- PROBLEM TO SOLVE
Omit every image, and transcribe the remaining entries exactly as given.

==============================

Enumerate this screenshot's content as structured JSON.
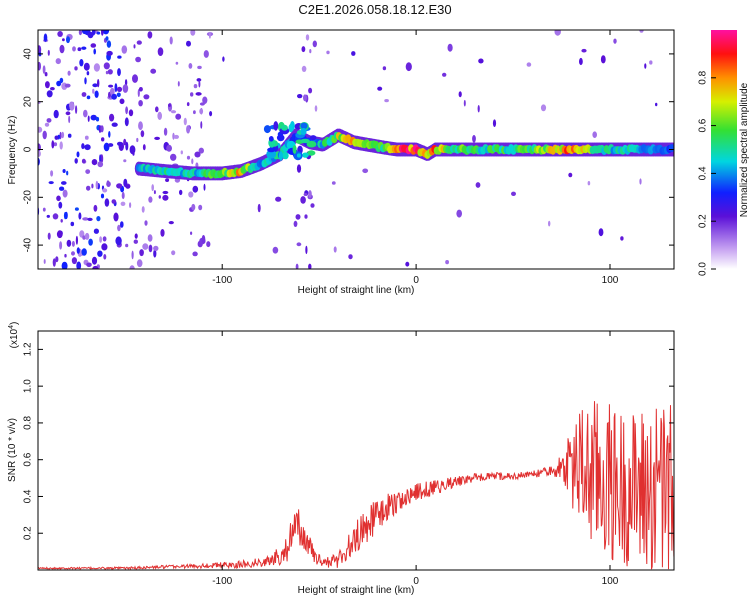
{
  "title": "C2E1.2026.058.18.12.E30",
  "chart_data": [
    {
      "type": "heatmap",
      "name": "spectrogram",
      "xlabel": "Height of straight line (km)",
      "ylabel": "Frequency (Hz)",
      "xlim": [
        -195,
        133
      ],
      "ylim": [
        -50,
        50
      ],
      "xticks": [
        -100,
        0,
        100
      ],
      "yticks": [
        -40,
        -20,
        0,
        20,
        40
      ],
      "xtick_labels": [
        "-100",
        "0",
        "100"
      ],
      "ytick_labels": [
        "-40",
        "-20",
        "0",
        "20",
        "40"
      ],
      "colorbar": {
        "label": "Normalized spectral amplitude",
        "range": [
          0,
          1
        ],
        "ticks": [
          0.0,
          0.2,
          0.4,
          0.6,
          0.8
        ],
        "tick_labels": [
          "0.0",
          "0.2",
          "0.4",
          "0.6",
          "0.8"
        ]
      },
      "ridge": {
        "x": [
          -143,
          -130,
          -115,
          -100,
          -90,
          -80,
          -70,
          -62,
          -55,
          -48,
          -40,
          -32,
          -25,
          -18,
          -10,
          0,
          6,
          10,
          20,
          40,
          60,
          80,
          100,
          120,
          133
        ],
        "freq": [
          -8,
          -9,
          -10,
          -10,
          -9,
          -6,
          -2,
          6,
          3,
          2,
          6,
          3,
          2,
          1,
          0,
          0,
          -2,
          0,
          0,
          0,
          0,
          0,
          0,
          0,
          0
        ],
        "amplitude": [
          0.45,
          0.5,
          0.5,
          0.6,
          0.8,
          0.45,
          0.5,
          0.35,
          0.35,
          0.5,
          0.7,
          0.75,
          0.8,
          0.6,
          0.9,
          0.9,
          0.7,
          0.85,
          0.6,
          0.55,
          0.6,
          0.85,
          0.5,
          0.45,
          0.4
        ]
      }
    },
    {
      "type": "line",
      "name": "snr",
      "xlabel": "Height of straight line (km)",
      "ylabel": "SNR (10 * v/v)",
      "y_multiplier": "(x10",
      "y_multiplier_exp": "4",
      "y_multiplier_close": ")",
      "xlim": [
        -195,
        133
      ],
      "ylim": [
        0,
        1.3
      ],
      "xticks": [
        -100,
        0,
        100
      ],
      "yticks": [
        0.2,
        0.4,
        0.6,
        0.8,
        1.0,
        1.2
      ],
      "xtick_labels": [
        "-100",
        "0",
        "100"
      ],
      "ytick_labels": [
        "0.2",
        "0.4",
        "0.6",
        "0.8",
        "1.0",
        "1.2"
      ],
      "color": "#e03030",
      "envelope": {
        "x": [
          -195,
          -150,
          -120,
          -90,
          -75,
          -68,
          -62,
          -58,
          -52,
          -46,
          -40,
          -34,
          -28,
          -22,
          -16,
          -10,
          -4,
          0,
          10,
          20,
          30,
          40,
          50,
          60,
          70,
          76,
          80,
          90,
          100,
          110,
          120,
          133
        ],
        "y": [
          0.01,
          0.01,
          0.02,
          0.03,
          0.05,
          0.1,
          0.22,
          0.2,
          0.06,
          0.04,
          0.06,
          0.13,
          0.22,
          0.28,
          0.33,
          0.37,
          0.4,
          0.42,
          0.45,
          0.48,
          0.5,
          0.51,
          0.51,
          0.52,
          0.54,
          0.56,
          0.57,
          0.52,
          0.47,
          0.44,
          0.43,
          0.4
        ],
        "noise": [
          0.004,
          0.006,
          0.01,
          0.02,
          0.03,
          0.07,
          0.12,
          0.12,
          0.03,
          0.03,
          0.05,
          0.08,
          0.1,
          0.1,
          0.08,
          0.06,
          0.05,
          0.05,
          0.04,
          0.03,
          0.025,
          0.02,
          0.02,
          0.02,
          0.025,
          0.08,
          0.2,
          0.3,
          0.32,
          0.3,
          0.35,
          0.4
        ]
      }
    }
  ]
}
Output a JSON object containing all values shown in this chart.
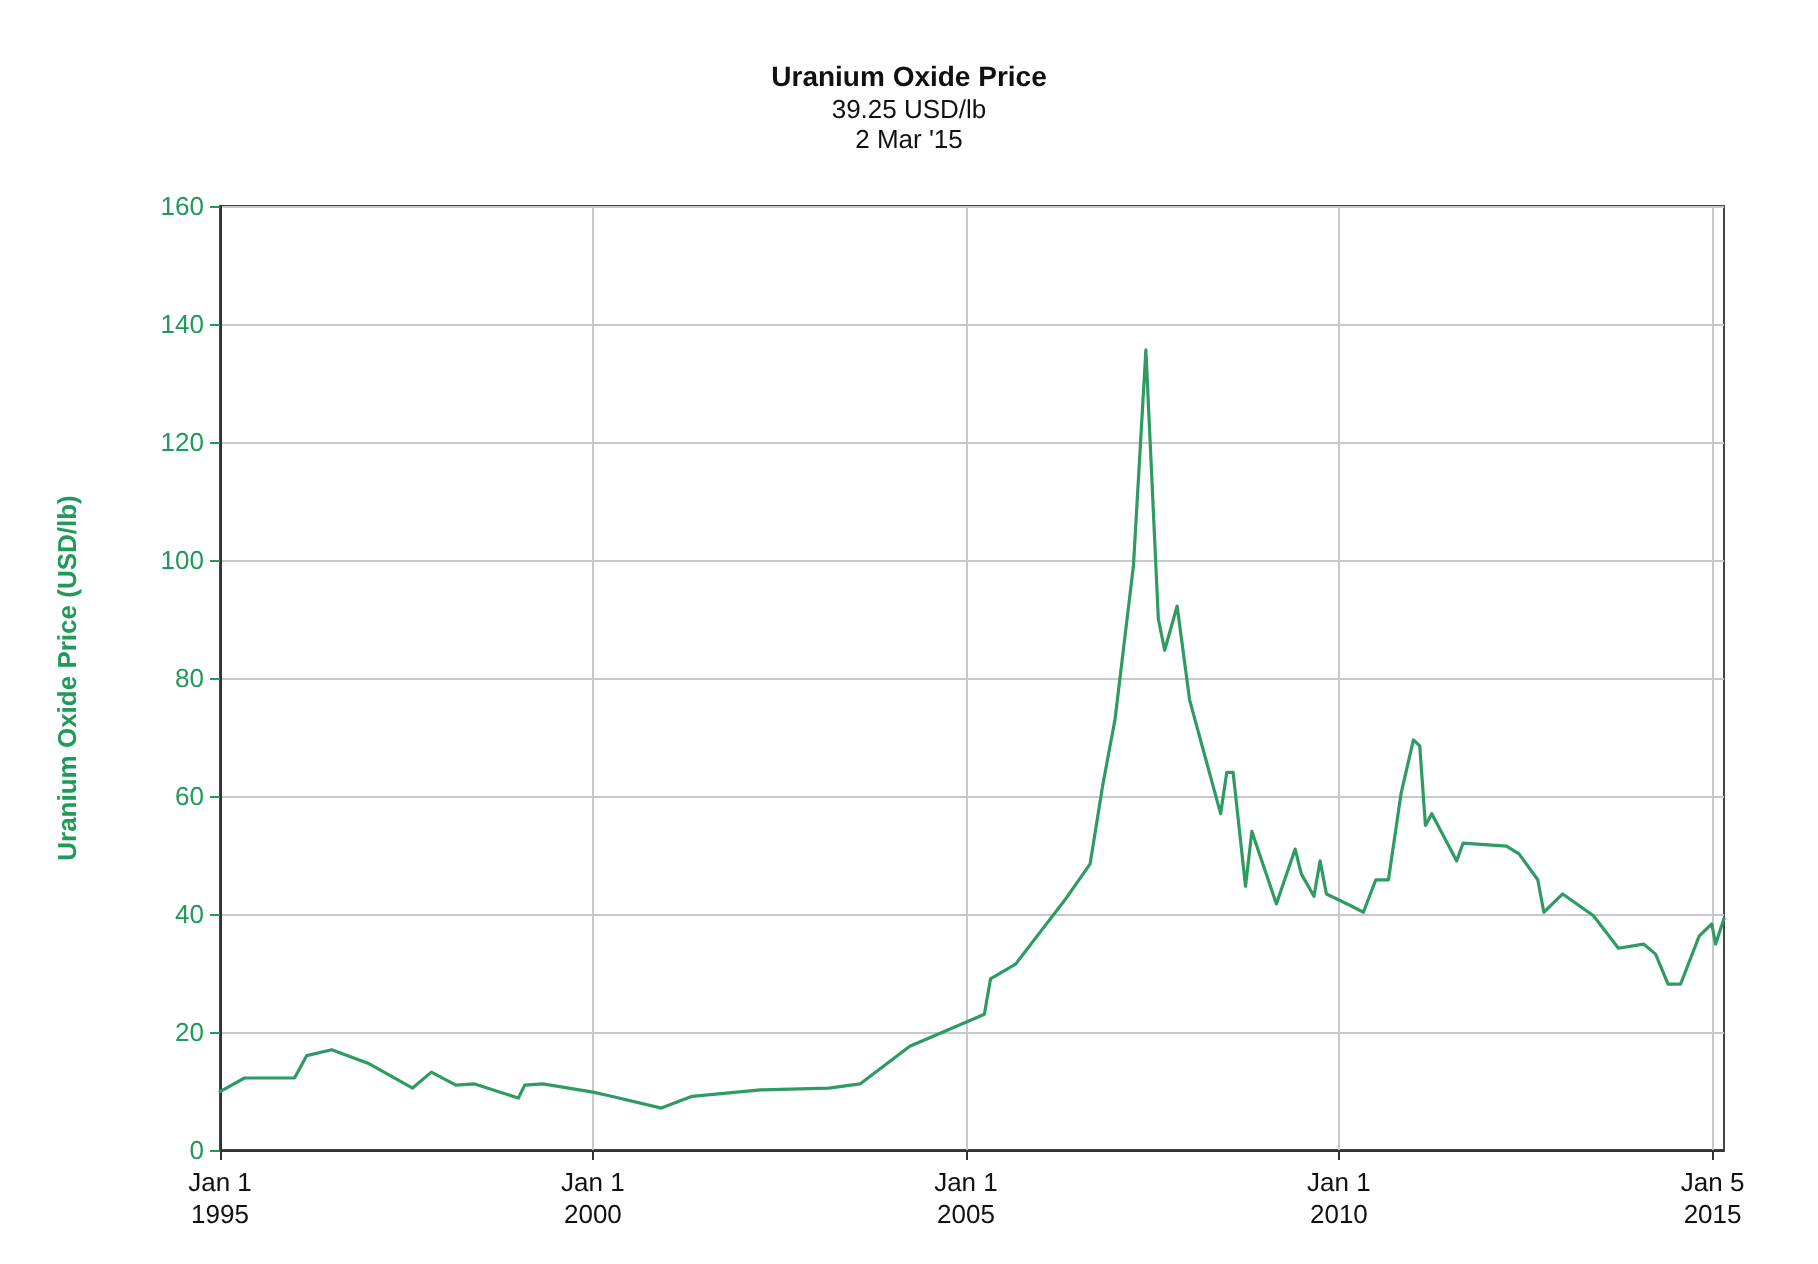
{
  "chart_data": {
    "type": "line",
    "title": "Uranium Oxide Price",
    "subtitle": "39.25 USD/lb\n2 Mar '15",
    "ylabel": "Uranium Oxide Price (USD/lb)",
    "x": [
      "1995-01",
      "1995-05",
      "1996-01",
      "1996-03",
      "1996-07",
      "1997-01",
      "1997-08",
      "1997-11",
      "1998-03",
      "1998-06",
      "1999-01",
      "1999-02",
      "1999-05",
      "2000-01",
      "2000-04",
      "2000-12",
      "2001-05",
      "2002-04",
      "2003-03",
      "2003-08",
      "2004-04",
      "2004-10",
      "2005-04",
      "2005-05",
      "2005-09",
      "2006-05",
      "2006-09",
      "2006-11",
      "2007-01",
      "2007-04",
      "2007-06",
      "2007-08",
      "2007-09",
      "2007-11",
      "2008-01",
      "2008-06",
      "2008-07",
      "2008-08",
      "2008-10",
      "2008-11",
      "2009-03",
      "2009-06",
      "2009-07",
      "2009-09",
      "2009-10",
      "2009-11",
      "2010-03",
      "2010-05",
      "2010-07",
      "2010-09",
      "2010-11",
      "2011-01",
      "2011-02",
      "2011-03",
      "2011-04",
      "2011-08",
      "2011-09",
      "2012-04",
      "2012-06",
      "2012-09",
      "2012-10",
      "2013-01",
      "2013-06",
      "2013-10",
      "2014-02",
      "2014-04",
      "2014-06",
      "2014-08",
      "2014-11",
      "2015-01",
      "2015-01-20",
      "2015-03-02"
    ],
    "series": [
      {
        "color": "#2e9b62",
        "values": [
          9.9,
          12.2,
          12.2,
          16,
          17,
          14.6,
          10.5,
          13.2,
          11,
          11.2,
          8.8,
          11,
          11.2,
          9.8,
          9.1,
          7.1,
          9.1,
          10.2,
          10.5,
          11.2,
          17.6,
          20.3,
          23,
          29,
          31.5,
          42.4,
          48.5,
          61.7,
          73,
          99,
          135.6,
          90,
          84.7,
          92.2,
          76.3,
          57,
          64,
          64,
          44.7,
          54,
          41.7,
          51,
          46.8,
          43,
          49,
          43.4,
          41.4,
          40.3,
          45.8,
          45.8,
          60.3,
          69.5,
          68.5,
          55,
          57,
          49,
          52,
          51.5,
          50.2,
          45.8,
          40.3,
          43.4,
          39.7,
          34.2,
          34.9,
          33.2,
          28.1,
          28.1,
          36.3,
          38.3,
          34.9,
          39.25
        ]
      }
    ],
    "xlim": [
      "1995-01-01",
      "2015-03-02"
    ],
    "xticks": [
      {
        "value": "1995-01-01",
        "label": "Jan 1\n1995"
      },
      {
        "value": "2000-01-01",
        "label": "Jan 1\n2000"
      },
      {
        "value": "2005-01-01",
        "label": "Jan 1\n2005"
      },
      {
        "value": "2010-01-01",
        "label": "Jan 1\n2010"
      },
      {
        "value": "2015-01-05",
        "label": "Jan 5\n2015"
      }
    ],
    "ylim": [
      0,
      160
    ],
    "yticks": [
      0,
      20,
      40,
      60,
      80,
      100,
      120,
      140,
      160
    ],
    "grid": true,
    "marker": "none",
    "line_style": "solid"
  }
}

==============================

- TASK OUTPUT
Enumerate this screenshot's content as structured JSON.
{
  "title": "C2E1.2026.058.18.12.E30",
  "chart_data": [
    {
      "type": "heatmap",
      "name": "spectrogram",
      "xlabel": "Height of straight line (km)",
      "ylabel": "Frequency (Hz)",
      "xlim": [
        -195,
        133
      ],
      "ylim": [
        -50,
        50
      ],
      "xticks": [
        -100,
        0,
        100
      ],
      "yticks": [
        -40,
        -20,
        0,
        20,
        40
      ],
      "xtick_labels": [
        "-100",
        "0",
        "100"
      ],
      "ytick_labels": [
        "-40",
        "-20",
        "0",
        "20",
        "40"
      ],
      "colorbar": {
        "label": "Normalized spectral amplitude",
        "range": [
          0,
          1
        ],
        "ticks": [
          0.0,
          0.2,
          0.4,
          0.6,
          0.8
        ],
        "tick_labels": [
          "0.0",
          "0.2",
          "0.4",
          "0.6",
          "0.8"
        ]
      },
      "ridge": {
        "x": [
          -143,
          -130,
          -115,
          -100,
          -90,
          -80,
          -70,
          -62,
          -55,
          -48,
          -40,
          -32,
          -25,
          -18,
          -10,
          0,
          6,
          10,
          20,
          40,
          60,
          80,
          100,
          120,
          133
        ],
        "freq": [
          -8,
          -9,
          -10,
          -10,
          -9,
          -6,
          -2,
          6,
          3,
          2,
          6,
          3,
          2,
          1,
          0,
          0,
          -2,
          0,
          0,
          0,
          0,
          0,
          0,
          0,
          0
        ],
        "amplitude": [
          0.45,
          0.5,
          0.5,
          0.6,
          0.8,
          0.45,
          0.5,
          0.35,
          0.35,
          0.5,
          0.7,
          0.75,
          0.8,
          0.6,
          0.9,
          0.9,
          0.7,
          0.85,
          0.6,
          0.55,
          0.6,
          0.85,
          0.5,
          0.45,
          0.4
        ]
      }
    },
    {
      "type": "line",
      "name": "snr",
      "xlabel": "Height of straight line (km)",
      "ylabel": "SNR (10 * v/v)",
      "y_multiplier": "(x10",
      "y_multiplier_exp": "4",
      "y_multiplier_close": ")",
      "xlim": [
        -195,
        133
      ],
      "ylim": [
        0,
        1.3
      ],
      "xticks": [
        -100,
        0,
        100
      ],
      "yticks": [
        0.2,
        0.4,
        0.6,
        0.8,
        1.0,
        1.2
      ],
      "xtick_labels": [
        "-100",
        "0",
        "100"
      ],
      "ytick_labels": [
        "0.2",
        "0.4",
        "0.6",
        "0.8",
        "1.0",
        "1.2"
      ],
      "color": "#e03030",
      "envelope": {
        "x": [
          -195,
          -150,
          -120,
          -90,
          -75,
          -68,
          -62,
          -58,
          -52,
          -46,
          -40,
          -34,
          -28,
          -22,
          -16,
          -10,
          -4,
          0,
          10,
          20,
          30,
          40,
          50,
          60,
          70,
          76,
          80,
          90,
          100,
          110,
          120,
          133
        ],
        "y": [
          0.01,
          0.01,
          0.02,
          0.03,
          0.05,
          0.1,
          0.22,
          0.2,
          0.06,
          0.04,
          0.06,
          0.13,
          0.22,
          0.28,
          0.33,
          0.37,
          0.4,
          0.42,
          0.45,
          0.48,
          0.5,
          0.51,
          0.51,
          0.52,
          0.54,
          0.56,
          0.57,
          0.52,
          0.47,
          0.44,
          0.43,
          0.4
        ],
        "noise": [
          0.004,
          0.006,
          0.01,
          0.02,
          0.03,
          0.07,
          0.12,
          0.12,
          0.03,
          0.03,
          0.05,
          0.08,
          0.1,
          0.1,
          0.08,
          0.06,
          0.05,
          0.05,
          0.04,
          0.03,
          0.025,
          0.02,
          0.02,
          0.02,
          0.025,
          0.08,
          0.2,
          0.3,
          0.32,
          0.3,
          0.35,
          0.4
        ]
      }
    }
  ]
}
Output a JSON object containing all values shown in this chart.
{
  "chart_data": {
    "type": "line",
    "title": "Uranium Oxide Price",
    "subtitle": "39.25 USD/lb\n2 Mar '15",
    "ylabel": "Uranium Oxide Price (USD/lb)",
    "x": [
      "1995-01",
      "1995-05",
      "1996-01",
      "1996-03",
      "1996-07",
      "1997-01",
      "1997-08",
      "1997-11",
      "1998-03",
      "1998-06",
      "1999-01",
      "1999-02",
      "1999-05",
      "2000-01",
      "2000-04",
      "2000-12",
      "2001-05",
      "2002-04",
      "2003-03",
      "2003-08",
      "2004-04",
      "2004-10",
      "2005-04",
      "2005-05",
      "2005-09",
      "2006-05",
      "2006-09",
      "2006-11",
      "2007-01",
      "2007-04",
      "2007-06",
      "2007-08",
      "2007-09",
      "2007-11",
      "2008-01",
      "2008-06",
      "2008-07",
      "2008-08",
      "2008-10",
      "2008-11",
      "2009-03",
      "2009-06",
      "2009-07",
      "2009-09",
      "2009-10",
      "2009-11",
      "2010-03",
      "2010-05",
      "2010-07",
      "2010-09",
      "2010-11",
      "2011-01",
      "2011-02",
      "2011-03",
      "2011-04",
      "2011-08",
      "2011-09",
      "2012-04",
      "2012-06",
      "2012-09",
      "2012-10",
      "2013-01",
      "2013-06",
      "2013-10",
      "2014-02",
      "2014-04",
      "2014-06",
      "2014-08",
      "2014-11",
      "2015-01",
      "2015-01-20",
      "2015-03-02"
    ],
    "series": [
      {
        "color": "#2e9b62",
        "values": [
          9.9,
          12.2,
          12.2,
          16,
          17,
          14.6,
          10.5,
          13.2,
          11,
          11.2,
          8.8,
          11,
          11.2,
          9.8,
          9.1,
          7.1,
          9.1,
          10.2,
          10.5,
          11.2,
          17.6,
          20.3,
          23,
          29,
          31.5,
          42.4,
          48.5,
          61.7,
          73,
          99,
          135.6,
          90,
          84.7,
          92.2,
          76.3,
          57,
          64,
          64,
          44.7,
          54,
          41.7,
          51,
          46.8,
          43,
          49,
          43.4,
          41.4,
          40.3,
          45.8,
          45.8,
          60.3,
          69.5,
          68.5,
          55,
          57,
          49,
          52,
          51.5,
          50.2,
          45.8,
          40.3,
          43.4,
          39.7,
          34.2,
          34.9,
          33.2,
          28.1,
          28.1,
          36.3,
          38.3,
          34.9,
          39.25
        ]
      }
    ],
    "xlim": [
      "1995-01-01",
      "2015-03-02"
    ],
    "xticks": [
      {
        "value": "1995-01-01",
        "label": "Jan 1\n1995"
      },
      {
        "value": "2000-01-01",
        "label": "Jan 1\n2000"
      },
      {
        "value": "2005-01-01",
        "label": "Jan 1\n2005"
      },
      {
        "value": "2010-01-01",
        "label": "Jan 1\n2010"
      },
      {
        "value": "2015-01-05",
        "label": "Jan 5\n2015"
      }
    ],
    "ylim": [
      0,
      160
    ],
    "yticks": [
      0,
      20,
      40,
      60,
      80,
      100,
      120,
      140,
      160
    ],
    "grid": true,
    "marker": "none",
    "line_style": "solid"
  }
}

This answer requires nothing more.